**BRIEF A**
In the passage about the cartoner's literature inserter, list in order the places the prefolded literature passes through, from where it is stored to where it ends up.
**BRIEF B**
Continue the passage about the cartoner's literature inserter from its final sentence.

**DOCUMENT**
======
Mounted atop the cartoner infeed, the inserter assembly has its own photocell sensor for no- literature/no-carton alarming, but Access wanted a sensor as close as possible to actual insertion into the carton to ensure the literature really does go into the carton. By aiming the Omron F30 vision sensor at a narrow gap between the product flight and the funnel leading into the carton, Access is just inches shy of having the sensor right in the carton.

First, the inserter places prefolded product literature from a supply magazine into a conveyor flight. This is done at the cartoner’s continuous-motion pace of 75 to 80 cartons/min. A side conveyor brings in the skin care product, in tubes or jars, that are transferred into each flight atop the literature.

Into the side pocket

Access saw that this setup wouldn’t work because a sensor read on the literature could not be made with the product covering it.
======
(Rows from a layout dataset)
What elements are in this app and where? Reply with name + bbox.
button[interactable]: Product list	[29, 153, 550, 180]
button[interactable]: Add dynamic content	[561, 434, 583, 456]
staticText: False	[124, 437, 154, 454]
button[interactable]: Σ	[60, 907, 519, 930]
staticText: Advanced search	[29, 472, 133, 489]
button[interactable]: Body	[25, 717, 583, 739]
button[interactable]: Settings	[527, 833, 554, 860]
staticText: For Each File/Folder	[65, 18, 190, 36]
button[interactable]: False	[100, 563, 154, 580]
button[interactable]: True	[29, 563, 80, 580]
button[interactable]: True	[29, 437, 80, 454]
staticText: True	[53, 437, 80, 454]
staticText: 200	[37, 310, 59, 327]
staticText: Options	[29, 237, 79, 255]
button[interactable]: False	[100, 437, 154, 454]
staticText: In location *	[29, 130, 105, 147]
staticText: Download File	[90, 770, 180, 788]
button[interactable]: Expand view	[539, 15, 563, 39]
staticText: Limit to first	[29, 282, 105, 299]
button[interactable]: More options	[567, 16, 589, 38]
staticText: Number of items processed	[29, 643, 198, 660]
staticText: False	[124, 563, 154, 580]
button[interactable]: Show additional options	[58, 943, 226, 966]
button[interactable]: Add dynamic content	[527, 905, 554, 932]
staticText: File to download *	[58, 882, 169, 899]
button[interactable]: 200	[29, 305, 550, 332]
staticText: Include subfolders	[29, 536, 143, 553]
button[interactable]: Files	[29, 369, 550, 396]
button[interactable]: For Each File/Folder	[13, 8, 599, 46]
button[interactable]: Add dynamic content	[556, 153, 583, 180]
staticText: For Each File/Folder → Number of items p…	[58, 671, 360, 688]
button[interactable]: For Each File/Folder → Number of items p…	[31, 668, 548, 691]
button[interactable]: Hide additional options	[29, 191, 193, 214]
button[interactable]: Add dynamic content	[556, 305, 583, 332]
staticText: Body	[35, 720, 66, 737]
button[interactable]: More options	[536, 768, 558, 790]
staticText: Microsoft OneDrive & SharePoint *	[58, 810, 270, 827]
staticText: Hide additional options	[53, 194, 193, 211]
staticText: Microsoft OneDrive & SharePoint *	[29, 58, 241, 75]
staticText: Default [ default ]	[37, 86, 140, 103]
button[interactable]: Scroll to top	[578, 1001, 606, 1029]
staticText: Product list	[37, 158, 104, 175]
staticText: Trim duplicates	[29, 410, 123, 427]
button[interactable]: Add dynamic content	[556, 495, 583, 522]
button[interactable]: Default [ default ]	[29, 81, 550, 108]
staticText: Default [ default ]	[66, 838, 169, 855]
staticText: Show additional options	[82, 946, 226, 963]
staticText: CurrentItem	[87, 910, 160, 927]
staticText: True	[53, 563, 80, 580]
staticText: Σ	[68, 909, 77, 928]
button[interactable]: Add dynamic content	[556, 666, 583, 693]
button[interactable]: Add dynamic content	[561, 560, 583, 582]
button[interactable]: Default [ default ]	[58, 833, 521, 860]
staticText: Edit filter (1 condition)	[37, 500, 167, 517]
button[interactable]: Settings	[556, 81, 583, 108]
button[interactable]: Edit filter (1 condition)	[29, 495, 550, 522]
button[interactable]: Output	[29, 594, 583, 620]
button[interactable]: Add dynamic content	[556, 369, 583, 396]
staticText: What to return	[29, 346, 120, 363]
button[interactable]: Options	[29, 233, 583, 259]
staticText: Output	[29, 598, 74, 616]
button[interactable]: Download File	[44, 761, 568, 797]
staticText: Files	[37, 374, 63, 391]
======
**ANSWER A**
1. The supply magazine
2. The conveyor flight (product flight)
3. The funnel leading into the carton
4. The carton

**ANSWER B**
In a development breakthrough, Access senior set-up engineer Rob Skrobot designed a thin metal bar along the side of each of the 58 flights into which the literature could be inserted. The literature is placed on-edge in this narrow “side pocket” within each flight. Access also redesigned the plastic “block” into a hollowed arch that pushes the product and literature together into the carton. The wider leg of the arch pushes the product into the carton as the other, narrower leg slides through the literature-containing side pocket to push the literature into the carton. The flight-to-flight transfer of product and literature into the carton is made via a stationary funnel.

The F30 is aimed at the ¼’’ gap between the flight and the funnel. This view is seen on a 9’’ black-and-white monitor mounted atop the cartoner. A small hand controller, also from Omron, wired through the cartoner’s control panel, uses a simple five-button operation for all set-up functions. These include setting the window size, sensitivity level and other parameters.

The sensing head’s onboard light source is a ring array of LEDs that surrounds the camera lens.

If the sensor doesn’t get a read, that carton is pneumatically rejected.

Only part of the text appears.